• _Prompt a_
Could you retype the stretch of the passage on zooming from "To zoom in and" through "Scroll behaviour preference.", word for word?

• _Excerpt to read_
○ ○ ○

You can increase and decrease the display size of the entire application (including the Help window) by using the Ctrl/Command keys with the + and — keys to magnify and shrink the display size, just as you would in a web browser. There are three Zoom options in the View menu that show the keys, and another option to reset the magnification level back to its default setting.
To zoom in and out of a particular section of the graph, click and drag horizontally in the graph preview area above the main graph, and the display will change to show the graph that corresponds to that section of the data. A pair of limiter icons appear in the preview area to show the start and end of the data displayed in the main graph area, and these can be dragged left and right as well to change the amount of data in the main graph. Using the scroll-wheel on your mouse scrolls the report page up and down, but you can zoom by holding down the Ctrl key.

Note

You can choose how you want your scroll wheel to behave (if you want it to scroll or zoom by default) by setting the Scroll behaviour preference.
You can also click and drag the main graph itself to view areas to the left and right of the currently viewed area. Note that clicking without dragging can sometimes select a specific tile (for example, in the Memory Report), but you can clear this selection from the input box above the graph.

○ ○ ○

• _Data for this exercise_

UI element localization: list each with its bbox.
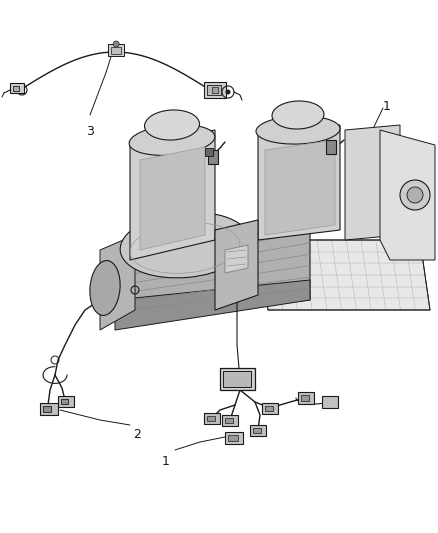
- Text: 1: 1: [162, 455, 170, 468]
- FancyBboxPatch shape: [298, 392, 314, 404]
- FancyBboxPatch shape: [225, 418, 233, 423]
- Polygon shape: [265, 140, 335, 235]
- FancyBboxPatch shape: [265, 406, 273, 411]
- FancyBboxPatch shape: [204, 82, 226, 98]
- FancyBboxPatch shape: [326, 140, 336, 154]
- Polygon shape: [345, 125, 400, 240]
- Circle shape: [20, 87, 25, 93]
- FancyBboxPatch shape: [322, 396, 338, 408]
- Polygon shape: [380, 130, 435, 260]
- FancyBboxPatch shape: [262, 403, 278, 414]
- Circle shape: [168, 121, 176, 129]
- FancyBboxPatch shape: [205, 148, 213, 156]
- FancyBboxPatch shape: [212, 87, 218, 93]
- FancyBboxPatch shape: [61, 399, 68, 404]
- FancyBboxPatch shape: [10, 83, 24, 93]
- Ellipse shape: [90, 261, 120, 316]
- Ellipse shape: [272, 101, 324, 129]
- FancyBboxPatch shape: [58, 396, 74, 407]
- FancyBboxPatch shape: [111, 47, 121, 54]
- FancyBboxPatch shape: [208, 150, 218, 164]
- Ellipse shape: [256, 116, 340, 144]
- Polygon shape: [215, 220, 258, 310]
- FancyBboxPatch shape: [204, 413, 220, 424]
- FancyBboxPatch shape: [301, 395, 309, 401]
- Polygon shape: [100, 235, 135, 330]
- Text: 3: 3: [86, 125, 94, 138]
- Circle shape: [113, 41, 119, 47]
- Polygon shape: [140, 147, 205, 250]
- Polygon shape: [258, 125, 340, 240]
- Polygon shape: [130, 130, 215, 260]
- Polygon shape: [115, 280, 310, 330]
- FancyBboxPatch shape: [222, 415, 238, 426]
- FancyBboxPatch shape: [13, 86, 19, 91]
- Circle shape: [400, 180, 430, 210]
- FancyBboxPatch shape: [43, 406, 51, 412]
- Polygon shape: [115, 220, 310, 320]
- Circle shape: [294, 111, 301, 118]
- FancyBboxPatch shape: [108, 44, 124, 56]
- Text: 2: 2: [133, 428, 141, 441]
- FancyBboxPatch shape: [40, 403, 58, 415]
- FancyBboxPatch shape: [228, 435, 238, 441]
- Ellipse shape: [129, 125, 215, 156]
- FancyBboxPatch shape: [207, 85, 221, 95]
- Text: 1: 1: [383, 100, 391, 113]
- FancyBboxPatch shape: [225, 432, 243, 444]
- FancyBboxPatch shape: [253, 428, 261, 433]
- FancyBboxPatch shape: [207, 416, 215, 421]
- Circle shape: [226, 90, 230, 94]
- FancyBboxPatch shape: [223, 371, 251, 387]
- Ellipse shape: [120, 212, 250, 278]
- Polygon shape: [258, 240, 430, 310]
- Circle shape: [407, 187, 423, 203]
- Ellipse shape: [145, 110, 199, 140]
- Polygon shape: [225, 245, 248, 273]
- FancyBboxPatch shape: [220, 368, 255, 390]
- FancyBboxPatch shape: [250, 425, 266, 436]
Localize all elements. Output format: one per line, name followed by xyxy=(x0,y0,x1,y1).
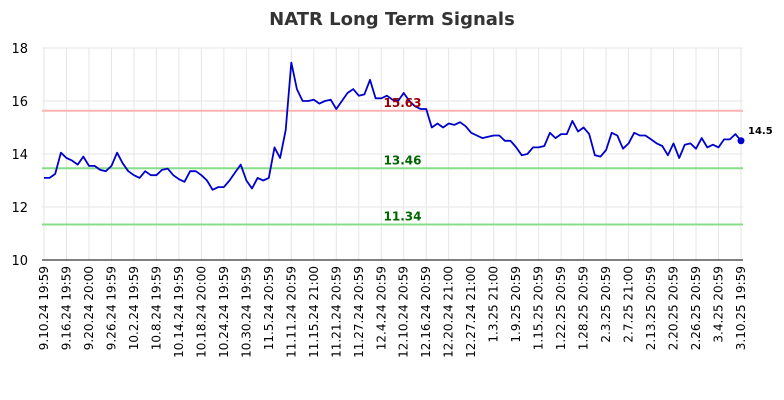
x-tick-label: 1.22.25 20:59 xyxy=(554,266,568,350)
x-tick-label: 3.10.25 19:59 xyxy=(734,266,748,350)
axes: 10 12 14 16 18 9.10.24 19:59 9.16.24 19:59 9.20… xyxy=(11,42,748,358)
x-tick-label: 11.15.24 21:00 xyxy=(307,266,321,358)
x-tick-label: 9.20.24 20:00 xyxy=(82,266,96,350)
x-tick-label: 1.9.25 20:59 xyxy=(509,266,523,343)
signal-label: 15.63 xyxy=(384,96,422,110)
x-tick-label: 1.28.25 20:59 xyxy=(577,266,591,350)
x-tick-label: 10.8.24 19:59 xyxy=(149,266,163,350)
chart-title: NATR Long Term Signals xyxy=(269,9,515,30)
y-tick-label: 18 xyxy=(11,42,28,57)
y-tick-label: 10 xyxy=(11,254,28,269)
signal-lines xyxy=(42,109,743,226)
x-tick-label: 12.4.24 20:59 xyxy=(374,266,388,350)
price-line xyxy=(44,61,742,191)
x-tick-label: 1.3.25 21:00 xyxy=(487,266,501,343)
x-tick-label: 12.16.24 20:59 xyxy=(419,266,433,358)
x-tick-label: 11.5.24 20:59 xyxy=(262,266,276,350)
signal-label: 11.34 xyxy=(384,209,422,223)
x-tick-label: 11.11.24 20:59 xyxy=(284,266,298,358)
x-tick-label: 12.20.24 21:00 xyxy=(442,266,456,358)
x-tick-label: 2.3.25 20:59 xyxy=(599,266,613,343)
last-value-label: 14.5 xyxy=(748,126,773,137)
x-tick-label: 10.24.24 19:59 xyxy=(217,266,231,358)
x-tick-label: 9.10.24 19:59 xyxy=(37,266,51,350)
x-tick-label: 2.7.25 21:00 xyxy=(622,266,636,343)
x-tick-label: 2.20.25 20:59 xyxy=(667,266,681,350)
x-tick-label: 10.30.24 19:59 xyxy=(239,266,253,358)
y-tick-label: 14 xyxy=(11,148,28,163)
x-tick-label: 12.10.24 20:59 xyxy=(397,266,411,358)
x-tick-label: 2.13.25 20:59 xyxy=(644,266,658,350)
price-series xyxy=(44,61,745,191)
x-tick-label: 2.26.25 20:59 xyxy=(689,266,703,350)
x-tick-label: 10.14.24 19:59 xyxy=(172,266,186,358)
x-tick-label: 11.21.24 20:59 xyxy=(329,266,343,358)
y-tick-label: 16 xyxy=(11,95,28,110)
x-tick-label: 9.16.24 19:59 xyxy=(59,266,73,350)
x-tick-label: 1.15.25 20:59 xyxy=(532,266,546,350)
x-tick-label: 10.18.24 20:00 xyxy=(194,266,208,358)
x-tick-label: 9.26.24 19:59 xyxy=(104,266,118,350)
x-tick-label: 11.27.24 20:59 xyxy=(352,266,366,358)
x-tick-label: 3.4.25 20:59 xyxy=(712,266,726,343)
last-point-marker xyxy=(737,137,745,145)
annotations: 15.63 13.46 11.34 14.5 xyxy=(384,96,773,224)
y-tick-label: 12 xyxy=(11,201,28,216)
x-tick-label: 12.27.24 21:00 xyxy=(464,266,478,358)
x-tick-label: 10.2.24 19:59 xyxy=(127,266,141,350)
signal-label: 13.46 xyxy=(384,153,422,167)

○ ○ ○

• _Prompt b_
Could you echo the stretch of rows above, from the row containing "- Text: 1: 1: [162, 455, 170, 468]" through the row containing "- FancyBboxPatch shape: [204, 82, 226, 98]", with nothing altered?

• _Reply a_
To zoom in and out of a particular section of the graph, click and drag horizontally in the graph preview area above the main graph, and the display will change to show the graph that corresponds to that section of the data. A pair of limiter icons appear in the preview area to show the start and end of the data displayed in the main graph area, and these can be dragged left and right as well to change the amount of data in the main graph. Using the scroll-wheel on your mouse scrolls the report page up and down, but you can zoom by holding down the Ctrl key.

Note

You can choose how you want your scroll wheel to behave (if you want it to scroll or zoom by default) by setting the Scroll behaviour preference.

• _Reply b_
- Text: 1: 1: [162, 455, 170, 468]
- FancyBboxPatch shape: [298, 392, 314, 404]
- FancyBboxPatch shape: [225, 418, 233, 423]
- Polygon shape: [265, 140, 335, 235]
- FancyBboxPatch shape: [265, 406, 273, 411]
- FancyBboxPatch shape: [204, 82, 226, 98]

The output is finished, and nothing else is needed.